Task: Restate the whole listing exactly.

Records contained in a dataset:
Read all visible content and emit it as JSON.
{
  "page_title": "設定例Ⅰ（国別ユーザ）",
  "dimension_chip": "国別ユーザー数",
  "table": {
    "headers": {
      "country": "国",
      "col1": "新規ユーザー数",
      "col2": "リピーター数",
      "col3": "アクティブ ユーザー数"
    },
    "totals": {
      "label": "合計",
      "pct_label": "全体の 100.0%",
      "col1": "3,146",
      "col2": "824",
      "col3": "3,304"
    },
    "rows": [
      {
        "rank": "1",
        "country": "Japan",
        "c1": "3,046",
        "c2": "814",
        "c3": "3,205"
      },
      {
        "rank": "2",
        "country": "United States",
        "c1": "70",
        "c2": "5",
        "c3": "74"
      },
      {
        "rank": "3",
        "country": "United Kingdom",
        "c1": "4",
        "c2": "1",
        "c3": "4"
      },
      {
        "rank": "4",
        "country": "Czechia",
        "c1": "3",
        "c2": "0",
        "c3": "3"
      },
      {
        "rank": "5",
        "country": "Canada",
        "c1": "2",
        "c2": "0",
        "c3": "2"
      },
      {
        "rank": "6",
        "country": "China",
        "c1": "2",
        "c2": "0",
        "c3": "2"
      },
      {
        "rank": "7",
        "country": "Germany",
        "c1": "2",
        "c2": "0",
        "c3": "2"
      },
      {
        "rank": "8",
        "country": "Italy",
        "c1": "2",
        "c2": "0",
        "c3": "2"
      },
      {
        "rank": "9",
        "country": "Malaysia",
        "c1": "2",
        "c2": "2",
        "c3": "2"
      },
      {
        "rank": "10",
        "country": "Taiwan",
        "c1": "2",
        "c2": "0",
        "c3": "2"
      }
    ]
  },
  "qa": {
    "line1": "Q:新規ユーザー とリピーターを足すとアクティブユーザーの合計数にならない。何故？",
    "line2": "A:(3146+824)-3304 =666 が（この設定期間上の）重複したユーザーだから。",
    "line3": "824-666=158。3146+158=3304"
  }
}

Solved exercise:
Read all visible content and emit it as JSON.
{
  "page_title": "設定例Ⅰ（国別ユーザ）",
  "dimension_chip": "国別ユーザー数",
  "table": {
    "headers": {
      "country": "国",
      "col1": "新規ユーザー数",
      "col2": "リピーター数",
      "col3": "アクティブ ユーザー数"
    },
    "totals": {
      "label": "合計",
      "pct_label": "全体の 100.0%",
      "col1": "3,146",
      "col2": "824",
      "col3": "3,304"
    },
    "rows": [
      {
        "rank": "1",
        "country": "Japan",
        "c1": "3,046",
        "c2": "814",
        "c3": "3,205"
      },
      {
        "rank": "2",
        "country": "United States",
        "c1": "70",
        "c2": "5",
        "c3": "74"
      },
      {
        "rank": "3",
        "country": "United Kingdom",
        "c1": "4",
        "c2": "1",
        "c3": "4"
      },
      {
        "rank": "4",
        "country": "Czechia",
        "c1": "3",
        "c2": "0",
        "c3": "3"
      },
      {
        "rank": "5",
        "country": "Canada",
        "c1": "2",
        "c2": "0",
        "c3": "2"
      },
      {
        "rank": "6",
        "country": "China",
        "c1": "2",
        "c2": "0",
        "c3": "2"
      },
      {
        "rank": "7",
        "country": "Germany",
        "c1": "2",
        "c2": "0",
        "c3": "2"
      },
      {
        "rank": "8",
        "country": "Italy",
        "c1": "2",
        "c2": "0",
        "c3": "2"
      },
      {
        "rank": "9",
        "country": "Malaysia",
        "c1": "2",
        "c2": "2",
        "c3": "2"
      },
      {
        "rank": "10",
        "country": "Taiwan",
        "c1": "2",
        "c2": "0",
        "c3": "2"
      }
    ]
  },
  "qa": {
    "line1": "Q:新規ユーザー とリピーターを足すとアクティブユーザーの合計数にならない。何故？",
    "line2": "A:(3146+824)-3304 =666 が（この設定期間上の）重複したユーザーだから。",
    "line3": "824-666=158。3146+158=3304"
  }
}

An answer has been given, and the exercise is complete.